* [Aim]
Go through the entries below and retype them exactly, omitting each picture.

───── Dataset extract ─────

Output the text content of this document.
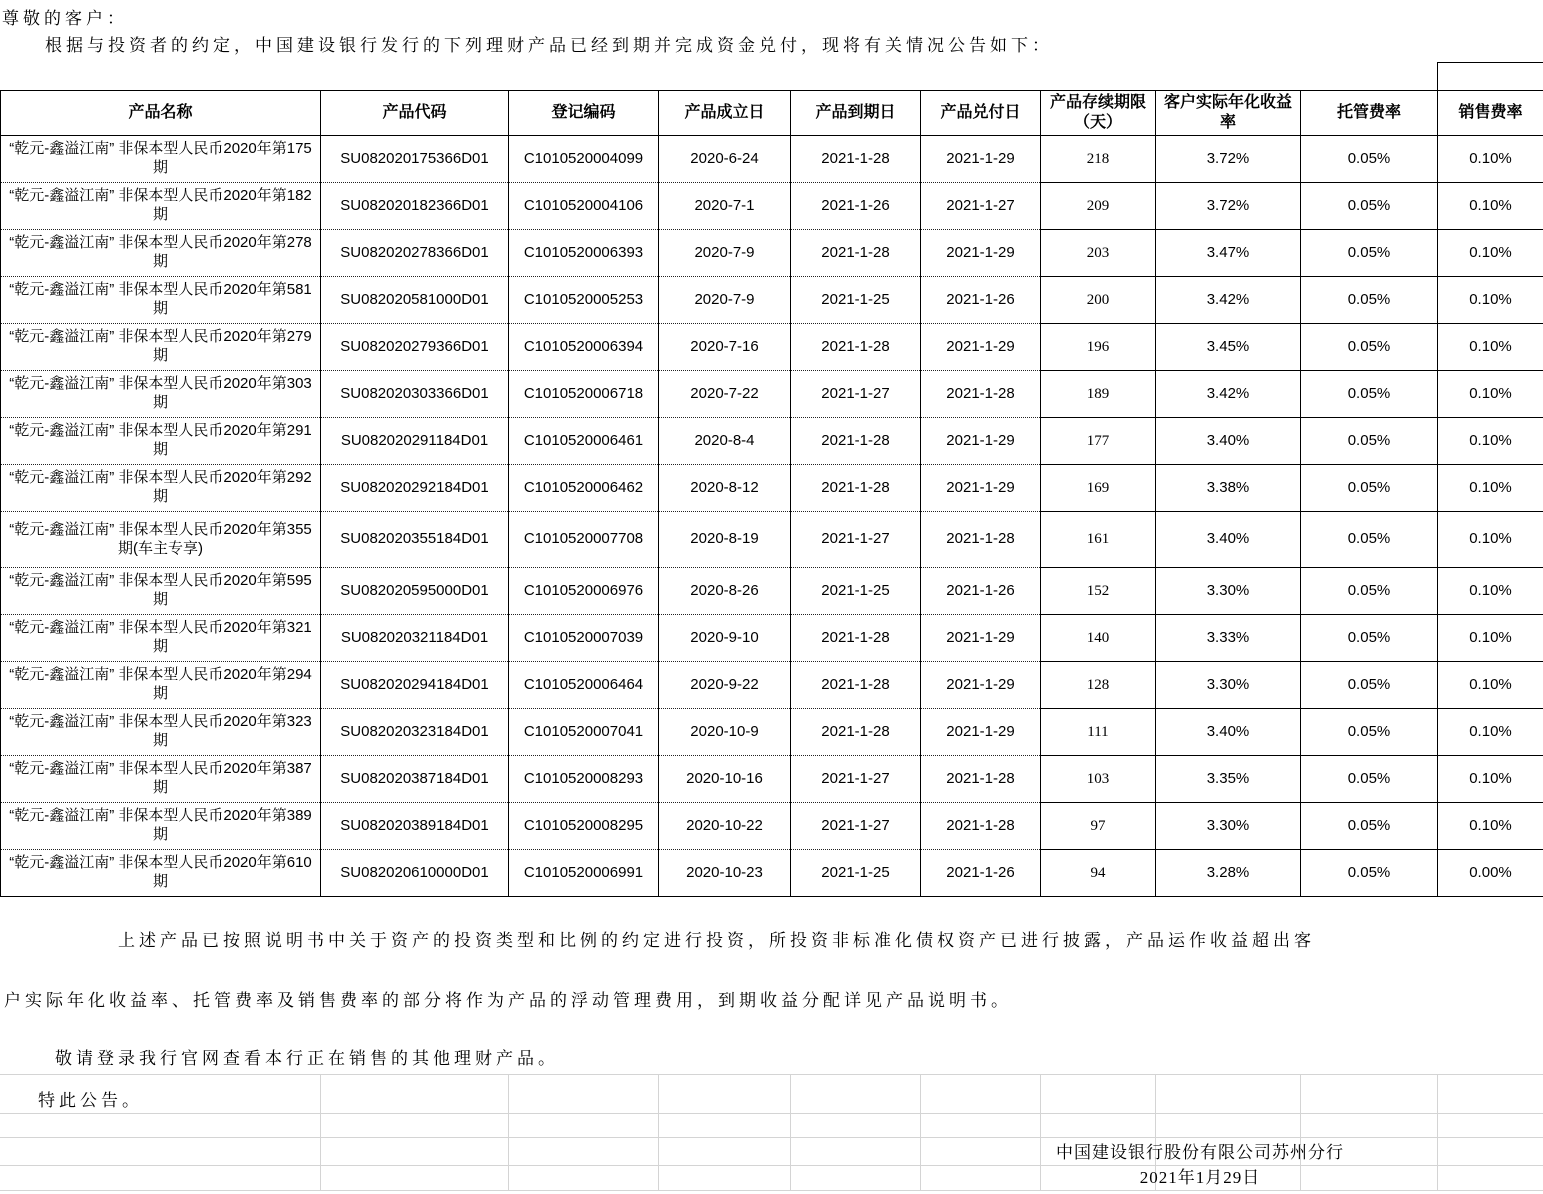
尊敬的客户：
根据与投资者的约定，中国建设银行发行的下列理财产品已经到期并完成资金兑付，现将有关情况公告如下：
产品名称	产品代码	登记编码	产品成立日	产品到期日	产品兑付日	产品存续期限（天）	客户实际年化收益率	托管费率	销售费率
“乾元-鑫溢江南” 非保本型人民币2020年第175期	SU082020175366D01	C1010520004099	2020-6-24	2021-1-28	2021-1-29	218	3.72%	0.05%	0.10%
“乾元-鑫溢江南” 非保本型人民币2020年第182期	SU082020182366D01	C1010520004106	2020-7-1	2021-1-26	2021-1-27	209	3.72%	0.05%	0.10%
“乾元-鑫溢江南” 非保本型人民币2020年第278期	SU082020278366D01	C1010520006393	2020-7-9	2021-1-28	2021-1-29	203	3.47%	0.05%	0.10%
“乾元-鑫溢江南” 非保本型人民币2020年第581期	SU082020581000D01	C1010520005253	2020-7-9	2021-1-25	2021-1-26	200	3.42%	0.05%	0.10%
“乾元-鑫溢江南” 非保本型人民币2020年第279期	SU082020279366D01	C1010520006394	2020-7-16	2021-1-28	2021-1-29	196	3.45%	0.05%	0.10%
“乾元-鑫溢江南” 非保本型人民币2020年第303期	SU082020303366D01	C1010520006718	2020-7-22	2021-1-27	2021-1-28	189	3.42%	0.05%	0.10%
“乾元-鑫溢江南” 非保本型人民币2020年第291期	SU082020291184D01	C1010520006461	2020-8-4	2021-1-28	2021-1-29	177	3.40%	0.05%	0.10%
“乾元-鑫溢江南” 非保本型人民币2020年第292期	SU082020292184D01	C1010520006462	2020-8-12	2021-1-28	2021-1-29	169	3.38%	0.05%	0.10%
“乾元-鑫溢江南” 非保本型人民币2020年第355期(车主专享)	SU082020355184D01	C1010520007708	2020-8-19	2021-1-27	2021-1-28	161	3.40%	0.05%	0.10%
“乾元-鑫溢江南” 非保本型人民币2020年第595期	SU082020595000D01	C1010520006976	2020-8-26	2021-1-25	2021-1-26	152	3.30%	0.05%	0.10%
“乾元-鑫溢江南” 非保本型人民币2020年第321期	SU082020321184D01	C1010520007039	2020-9-10	2021-1-28	2021-1-29	140	3.33%	0.05%	0.10%
“乾元-鑫溢江南” 非保本型人民币2020年第294期	SU082020294184D01	C1010520006464	2020-9-22	2021-1-28	2021-1-29	128	3.30%	0.05%	0.10%
“乾元-鑫溢江南” 非保本型人民币2020年第323期	SU082020323184D01	C1010520007041	2020-10-9	2021-1-28	2021-1-29	111	3.40%	0.05%	0.10%
“乾元-鑫溢江南” 非保本型人民币2020年第387期	SU082020387184D01	C1010520008293	2020-10-16	2021-1-27	2021-1-28	103	3.35%	0.05%	0.10%
“乾元-鑫溢江南” 非保本型人民币2020年第389期	SU082020389184D01	C1010520008295	2020-10-22	2021-1-27	2021-1-28	97	3.30%	0.05%	0.10%
“乾元-鑫溢江南” 非保本型人民币2020年第610期	SU082020610000D01	C1010520006991	2020-10-23	2021-1-25	2021-1-26	94	3.28%	0.05%	0.00%
上述产品已按照说明书中关于资产的投资类型和比例的约定进行投资，所投资非标准化债权资产已进行披露，产品运作收益超出客
户实际年化收益率、托管费率及销售费率的部分将作为产品的浮动管理费用，到期收益分配详见产品说明书。
敬请登录我行官网查看本行正在销售的其他理财产品。
特此公告。
中国建设银行股份有限公司苏州分行
2021年1月29日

─────

* [Solved problem]
Output the text content of this document.
尊敬的客户：
根据与投资者的约定，中国建设银行发行的下列理财产品已经到期并完成资金兑付，现将有关情况公告如下：
产品名称	产品代码	登记编码	产品成立日	产品到期日	产品兑付日	产品存续期限（天）	客户实际年化收益率	托管费率	销售费率
“乾元-鑫溢江南” 非保本型人民币2020年第175期	SU082020175366D01	C1010520004099	2020-6-24	2021-1-28	2021-1-29	218	3.72%	0.05%	0.10%
“乾元-鑫溢江南” 非保本型人民币2020年第182期	SU082020182366D01	C1010520004106	2020-7-1	2021-1-26	2021-1-27	209	3.72%	0.05%	0.10%
“乾元-鑫溢江南” 非保本型人民币2020年第278期	SU082020278366D01	C1010520006393	2020-7-9	2021-1-28	2021-1-29	203	3.47%	0.05%	0.10%
“乾元-鑫溢江南” 非保本型人民币2020年第581期	SU082020581000D01	C1010520005253	2020-7-9	2021-1-25	2021-1-26	200	3.42%	0.05%	0.10%
“乾元-鑫溢江南” 非保本型人民币2020年第279期	SU082020279366D01	C1010520006394	2020-7-16	2021-1-28	2021-1-29	196	3.45%	0.05%	0.10%
“乾元-鑫溢江南” 非保本型人民币2020年第303期	SU082020303366D01	C1010520006718	2020-7-22	2021-1-27	2021-1-28	189	3.42%	0.05%	0.10%
“乾元-鑫溢江南” 非保本型人民币2020年第291期	SU082020291184D01	C1010520006461	2020-8-4	2021-1-28	2021-1-29	177	3.40%	0.05%	0.10%
“乾元-鑫溢江南” 非保本型人民币2020年第292期	SU082020292184D01	C1010520006462	2020-8-12	2021-1-28	2021-1-29	169	3.38%	0.05%	0.10%
“乾元-鑫溢江南” 非保本型人民币2020年第355期(车主专享)	SU082020355184D01	C1010520007708	2020-8-19	2021-1-27	2021-1-28	161	3.40%	0.05%	0.10%
“乾元-鑫溢江南” 非保本型人民币2020年第595期	SU082020595000D01	C1010520006976	2020-8-26	2021-1-25	2021-1-26	152	3.30%	0.05%	0.10%
“乾元-鑫溢江南” 非保本型人民币2020年第321期	SU082020321184D01	C1010520007039	2020-9-10	2021-1-28	2021-1-29	140	3.33%	0.05%	0.10%
“乾元-鑫溢江南” 非保本型人民币2020年第294期	SU082020294184D01	C1010520006464	2020-9-22	2021-1-28	2021-1-29	128	3.30%	0.05%	0.10%
“乾元-鑫溢江南” 非保本型人民币2020年第323期	SU082020323184D01	C1010520007041	2020-10-9	2021-1-28	2021-1-29	111	3.40%	0.05%	0.10%
“乾元-鑫溢江南” 非保本型人民币2020年第387期	SU082020387184D01	C1010520008293	2020-10-16	2021-1-27	2021-1-28	103	3.35%	0.05%	0.10%
“乾元-鑫溢江南” 非保本型人民币2020年第389期	SU082020389184D01	C1010520008295	2020-10-22	2021-1-27	2021-1-28	97	3.30%	0.05%	0.10%
“乾元-鑫溢江南” 非保本型人民币2020年第610期	SU082020610000D01	C1010520006991	2020-10-23	2021-1-25	2021-1-26	94	3.28%	0.05%	0.00%
上述产品已按照说明书中关于资产的投资类型和比例的约定进行投资，所投资非标准化债权资产已进行披露，产品运作收益超出客
户实际年化收益率、托管费率及销售费率的部分将作为产品的浮动管理费用，到期收益分配详见产品说明书。
敬请登录我行官网查看本行正在销售的其他理财产品。
特此公告。
中国建设银行股份有限公司苏州分行
2021年1月29日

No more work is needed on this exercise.